What to work on: Print the listing that follows, character for character.

==== Stored records ====

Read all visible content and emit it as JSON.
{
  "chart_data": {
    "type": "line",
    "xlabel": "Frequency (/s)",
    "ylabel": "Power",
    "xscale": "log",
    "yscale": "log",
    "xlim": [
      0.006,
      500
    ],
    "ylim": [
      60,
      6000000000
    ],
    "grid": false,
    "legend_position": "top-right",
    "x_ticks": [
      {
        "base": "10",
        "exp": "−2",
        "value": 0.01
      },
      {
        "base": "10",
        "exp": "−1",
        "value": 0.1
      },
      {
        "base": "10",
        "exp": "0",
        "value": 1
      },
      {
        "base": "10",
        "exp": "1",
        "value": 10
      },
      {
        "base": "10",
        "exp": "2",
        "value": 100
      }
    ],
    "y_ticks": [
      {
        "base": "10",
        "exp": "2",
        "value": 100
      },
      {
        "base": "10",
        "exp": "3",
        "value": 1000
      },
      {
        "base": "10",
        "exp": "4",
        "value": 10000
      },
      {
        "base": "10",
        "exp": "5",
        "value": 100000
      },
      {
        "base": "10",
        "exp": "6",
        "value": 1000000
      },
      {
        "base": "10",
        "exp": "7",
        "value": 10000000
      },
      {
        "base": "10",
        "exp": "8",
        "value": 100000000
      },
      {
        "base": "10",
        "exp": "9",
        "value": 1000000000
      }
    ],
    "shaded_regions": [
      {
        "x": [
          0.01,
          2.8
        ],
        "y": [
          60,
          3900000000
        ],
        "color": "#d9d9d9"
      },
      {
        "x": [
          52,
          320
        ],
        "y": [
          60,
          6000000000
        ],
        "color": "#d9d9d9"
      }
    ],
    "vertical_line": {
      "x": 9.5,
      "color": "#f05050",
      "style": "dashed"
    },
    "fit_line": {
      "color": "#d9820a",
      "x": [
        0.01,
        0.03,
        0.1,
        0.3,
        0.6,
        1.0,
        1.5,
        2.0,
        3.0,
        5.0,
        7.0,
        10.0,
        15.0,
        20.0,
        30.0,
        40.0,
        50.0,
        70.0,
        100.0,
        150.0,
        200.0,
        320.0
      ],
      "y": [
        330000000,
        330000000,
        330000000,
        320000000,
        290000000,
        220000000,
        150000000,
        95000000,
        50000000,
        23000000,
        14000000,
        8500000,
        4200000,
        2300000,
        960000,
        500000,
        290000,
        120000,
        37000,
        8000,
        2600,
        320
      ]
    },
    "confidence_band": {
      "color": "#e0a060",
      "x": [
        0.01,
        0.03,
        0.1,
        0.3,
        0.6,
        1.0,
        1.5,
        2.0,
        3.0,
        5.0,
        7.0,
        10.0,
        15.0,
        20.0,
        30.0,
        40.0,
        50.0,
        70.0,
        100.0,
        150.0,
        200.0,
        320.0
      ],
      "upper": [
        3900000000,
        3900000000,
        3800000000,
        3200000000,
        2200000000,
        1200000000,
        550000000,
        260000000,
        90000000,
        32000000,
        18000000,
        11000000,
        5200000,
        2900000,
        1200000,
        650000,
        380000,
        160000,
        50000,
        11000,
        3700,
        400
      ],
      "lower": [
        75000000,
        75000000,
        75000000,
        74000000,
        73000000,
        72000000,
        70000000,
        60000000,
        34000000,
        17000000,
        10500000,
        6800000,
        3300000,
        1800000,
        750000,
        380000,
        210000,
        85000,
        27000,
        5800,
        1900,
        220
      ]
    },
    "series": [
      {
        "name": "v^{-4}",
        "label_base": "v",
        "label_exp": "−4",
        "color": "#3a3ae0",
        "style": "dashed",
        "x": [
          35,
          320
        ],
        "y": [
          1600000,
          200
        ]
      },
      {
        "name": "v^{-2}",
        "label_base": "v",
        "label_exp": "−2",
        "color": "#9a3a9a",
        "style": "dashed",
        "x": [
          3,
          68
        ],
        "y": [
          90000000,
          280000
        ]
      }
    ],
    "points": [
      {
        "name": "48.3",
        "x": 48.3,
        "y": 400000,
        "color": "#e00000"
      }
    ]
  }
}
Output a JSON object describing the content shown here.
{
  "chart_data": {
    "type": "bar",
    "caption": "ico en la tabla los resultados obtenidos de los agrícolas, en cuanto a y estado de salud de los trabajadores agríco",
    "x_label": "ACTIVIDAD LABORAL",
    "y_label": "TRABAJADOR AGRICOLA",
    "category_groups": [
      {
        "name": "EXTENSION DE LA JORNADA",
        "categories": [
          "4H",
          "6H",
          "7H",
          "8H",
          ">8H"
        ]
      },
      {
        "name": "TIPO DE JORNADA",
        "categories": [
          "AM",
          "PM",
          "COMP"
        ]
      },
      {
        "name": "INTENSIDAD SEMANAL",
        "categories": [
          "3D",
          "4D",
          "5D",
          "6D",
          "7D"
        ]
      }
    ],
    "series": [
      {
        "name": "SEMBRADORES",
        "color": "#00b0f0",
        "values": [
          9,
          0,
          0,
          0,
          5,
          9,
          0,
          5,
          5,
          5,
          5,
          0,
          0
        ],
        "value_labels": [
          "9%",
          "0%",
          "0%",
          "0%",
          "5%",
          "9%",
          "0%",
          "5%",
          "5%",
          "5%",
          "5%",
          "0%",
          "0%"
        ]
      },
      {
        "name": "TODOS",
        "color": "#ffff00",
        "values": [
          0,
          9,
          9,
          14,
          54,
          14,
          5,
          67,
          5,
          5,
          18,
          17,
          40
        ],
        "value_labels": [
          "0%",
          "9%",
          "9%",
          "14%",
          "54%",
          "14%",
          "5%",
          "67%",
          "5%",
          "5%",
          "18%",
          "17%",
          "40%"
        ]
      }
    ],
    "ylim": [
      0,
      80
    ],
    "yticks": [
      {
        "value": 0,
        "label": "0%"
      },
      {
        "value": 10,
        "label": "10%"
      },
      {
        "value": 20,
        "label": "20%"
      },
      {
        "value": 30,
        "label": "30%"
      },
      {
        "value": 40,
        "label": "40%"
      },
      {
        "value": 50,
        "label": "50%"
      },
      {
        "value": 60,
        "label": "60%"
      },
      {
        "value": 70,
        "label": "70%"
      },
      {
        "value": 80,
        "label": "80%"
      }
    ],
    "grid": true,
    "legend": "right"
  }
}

====

Exercise response:
Read all visible content and emit it as JSON.
{
  "chart_data": {
    "type": "line",
    "xlabel": "Frequency (/s)",
    "ylabel": "Power",
    "xscale": "log",
    "yscale": "log",
    "xlim": [
      0.006,
      500
    ],
    "ylim": [
      60,
      6000000000
    ],
    "grid": false,
    "legend_position": "top-right",
    "x_ticks": [
      {
        "base": "10",
        "exp": "−2",
        "value": 0.01
      },
      {
        "base": "10",
        "exp": "−1",
        "value": 0.1
      },
      {
        "base": "10",
        "exp": "0",
        "value": 1
      },
      {
        "base": "10",
        "exp": "1",
        "value": 10
      },
      {
        "base": "10",
        "exp": "2",
        "value": 100
      }
    ],
    "y_ticks": [
      {
        "base": "10",
        "exp": "2",
        "value": 100
      },
      {
        "base": "10",
        "exp": "3",
        "value": 1000
      },
      {
        "base": "10",
        "exp": "4",
        "value": 10000
      },
      {
        "base": "10",
        "exp": "5",
        "value": 100000
      },
      {
        "base": "10",
        "exp": "6",
        "value": 1000000
      },
      {
        "base": "10",
        "exp": "7",
        "value": 10000000
      },
      {
        "base": "10",
        "exp": "8",
        "value": 100000000
      },
      {
        "base": "10",
        "exp": "9",
        "value": 1000000000
      }
    ],
    "shaded_regions": [
      {
        "x": [
          0.01,
          2.8
        ],
        "y": [
          60,
          3900000000
        ],
        "color": "#d9d9d9"
      },
      {
        "x": [
          52,
          320
        ],
        "y": [
          60,
          6000000000
        ],
        "color": "#d9d9d9"
      }
    ],
    "vertical_line": {
      "x": 9.5,
      "color": "#f05050",
      "style": "dashed"
    },
    "fit_line": {
      "color": "#d9820a",
      "x": [
        0.01,
        0.03,
        0.1,
        0.3,
        0.6,
        1.0,
        1.5,
        2.0,
        3.0,
        5.0,
        7.0,
        10.0,
        15.0,
        20.0,
        30.0,
        40.0,
        50.0,
        70.0,
        100.0,
        150.0,
        200.0,
        320.0
      ],
      "y": [
        330000000,
        330000000,
        330000000,
        320000000,
        290000000,
        220000000,
        150000000,
        95000000,
        50000000,
        23000000,
        14000000,
        8500000,
        4200000,
        2300000,
        960000,
        500000,
        290000,
        120000,
        37000,
        8000,
        2600,
        320
      ]
    },
    "confidence_band": {
      "color": "#e0a060",
      "x": [
        0.01,
        0.03,
        0.1,
        0.3,
        0.6,
        1.0,
        1.5,
        2.0,
        3.0,
        5.0,
        7.0,
        10.0,
        15.0,
        20.0,
        30.0,
        40.0,
        50.0,
        70.0,
        100.0,
        150.0,
        200.0,
        320.0
      ],
      "upper": [
        3900000000,
        3900000000,
        3800000000,
        3200000000,
        2200000000,
        1200000000,
        550000000,
        260000000,
        90000000,
        32000000,
        18000000,
        11000000,
        5200000,
        2900000,
        1200000,
        650000,
        380000,
        160000,
        50000,
        11000,
        3700,
        400
      ],
      "lower": [
        75000000,
        75000000,
        75000000,
        74000000,
        73000000,
        72000000,
        70000000,
        60000000,
        34000000,
        17000000,
        10500000,
        6800000,
        3300000,
        1800000,
        750000,
        380000,
        210000,
        85000,
        27000,
        5800,
        1900,
        220
      ]
    },
    "series": [
      {
        "name": "v^{-4}",
        "label_base": "v",
        "label_exp": "−4",
        "color": "#3a3ae0",
        "style": "dashed",
        "x": [
          35,
          320
        ],
        "y": [
          1600000,
          200
        ]
      },
      {
        "name": "v^{-2}",
        "label_base": "v",
        "label_exp": "−2",
        "color": "#9a3a9a",
        "style": "dashed",
        "x": [
          3,
          68
        ],
        "y": [
          90000000,
          280000
        ]
      }
    ],
    "points": [
      {
        "name": "48.3",
        "x": 48.3,
        "y": 400000,
        "color": "#e00000"
      }
    ]
  }
}
Output a JSON object describing the content shown here.
{
  "chart_data": {
    "type": "bar",
    "caption": "ico en la tabla los resultados obtenidos de los agrícolas, en cuanto a y estado de salud de los trabajadores agríco",
    "x_label": "ACTIVIDAD LABORAL",
    "y_label": "TRABAJADOR AGRICOLA",
    "category_groups": [
      {
        "name": "EXTENSION DE LA JORNADA",
        "categories": [
          "4H",
          "6H",
          "7H",
          "8H",
          ">8H"
        ]
      },
      {
        "name": "TIPO DE JORNADA",
        "categories": [
          "AM",
          "PM",
          "COMP"
        ]
      },
      {
        "name": "INTENSIDAD SEMANAL",
        "categories": [
          "3D",
          "4D",
          "5D",
          "6D",
          "7D"
        ]
      }
    ],
    "series": [
      {
        "name": "SEMBRADORES",
        "color": "#00b0f0",
        "values": [
          9,
          0,
          0,
          0,
          5,
          9,
          0,
          5,
          5,
          5,
          5,
          0,
          0
        ],
        "value_labels": [
          "9%",
          "0%",
          "0%",
          "0%",
          "5%",
          "9%",
          "0%",
          "5%",
          "5%",
          "5%",
          "5%",
          "0%",
          "0%"
        ]
      },
      {
        "name": "TODOS",
        "color": "#ffff00",
        "values": [
          0,
          9,
          9,
          14,
          54,
          14,
          5,
          67,
          5,
          5,
          18,
          17,
          40
        ],
        "value_labels": [
          "0%",
          "9%",
          "9%",
          "14%",
          "54%",
          "14%",
          "5%",
          "67%",
          "5%",
          "5%",
          "18%",
          "17%",
          "40%"
        ]
      }
    ],
    "ylim": [
      0,
      80
    ],
    "yticks": [
      {
        "value": 0,
        "label": "0%"
      },
      {
        "value": 10,
        "label": "10%"
      },
      {
        "value": 20,
        "label": "20%"
      },
      {
        "value": 30,
        "label": "30%"
      },
      {
        "value": 40,
        "label": "40%"
      },
      {
        "value": 50,
        "label": "50%"
      },
      {
        "value": 60,
        "label": "60%"
      },
      {
        "value": 70,
        "label": "70%"
      },
      {
        "value": 80,
        "label": "80%"
      }
    ],
    "grid": true,
    "legend": "right"
  }
}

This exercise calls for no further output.